— BEGIN —

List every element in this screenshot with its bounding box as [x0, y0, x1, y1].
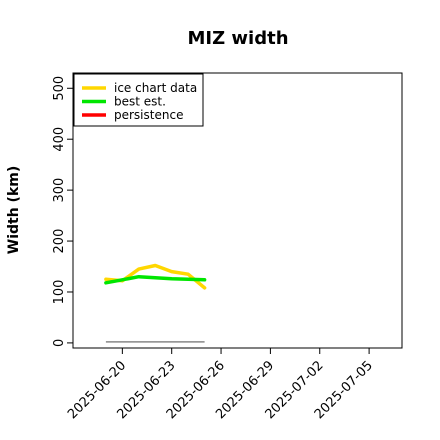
y-tick-label: 100	[52, 280, 67, 305]
x-axis: 2025-06-202025-06-232025-06-262025-06-29…	[65, 348, 376, 422]
y-axis-label: Width (km)	[6, 166, 22, 255]
plot-area	[72, 72, 403, 349]
y-tick-label: 300	[52, 178, 67, 203]
legend-label: persistence	[114, 108, 183, 122]
y-tick-label: 400	[52, 127, 67, 152]
legend-label: ice chart data	[114, 81, 197, 95]
y-tick-label: 500	[52, 76, 67, 101]
series-line	[104, 274, 207, 285]
legend-label: best est.	[114, 95, 166, 109]
chart-title: MIZ width	[187, 28, 288, 49]
y-tick-label: 0	[52, 339, 67, 347]
series-layer	[104, 263, 207, 290]
y-tick-label: 200	[52, 229, 67, 254]
y-axis: 0 100 200 300 400 500	[52, 76, 73, 347]
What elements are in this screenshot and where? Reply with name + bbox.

— END —

**TASK:** Please reproduce all the rows above verbatim, leaving the pictures out.

**ANSWER FOR THIS EXERCISE:**
List every element in this screenshot with its bounding box as [x0, y0, x1, y1].
y-tick-label: 100	[52, 280, 67, 305]
x-axis: 2025-06-202025-06-232025-06-262025-06-29…	[65, 348, 376, 422]
y-axis-label: Width (km)	[6, 166, 22, 255]
plot-area	[72, 72, 403, 349]
y-tick-label: 300	[52, 178, 67, 203]
legend-label: persistence	[114, 108, 183, 122]
y-tick-label: 400	[52, 127, 67, 152]
legend-label: ice chart data	[114, 81, 197, 95]
y-tick-label: 500	[52, 76, 67, 101]
series-line	[104, 274, 207, 285]
legend-label: best est.	[114, 95, 166, 109]
chart-title: MIZ width	[187, 28, 288, 49]
y-tick-label: 0	[52, 339, 67, 347]
series-layer	[104, 263, 207, 290]
y-tick-label: 200	[52, 229, 67, 254]
y-axis: 0 100 200 300 400 500	[52, 76, 73, 347]
What elements are in this screenshot and where? Reply with name + bbox.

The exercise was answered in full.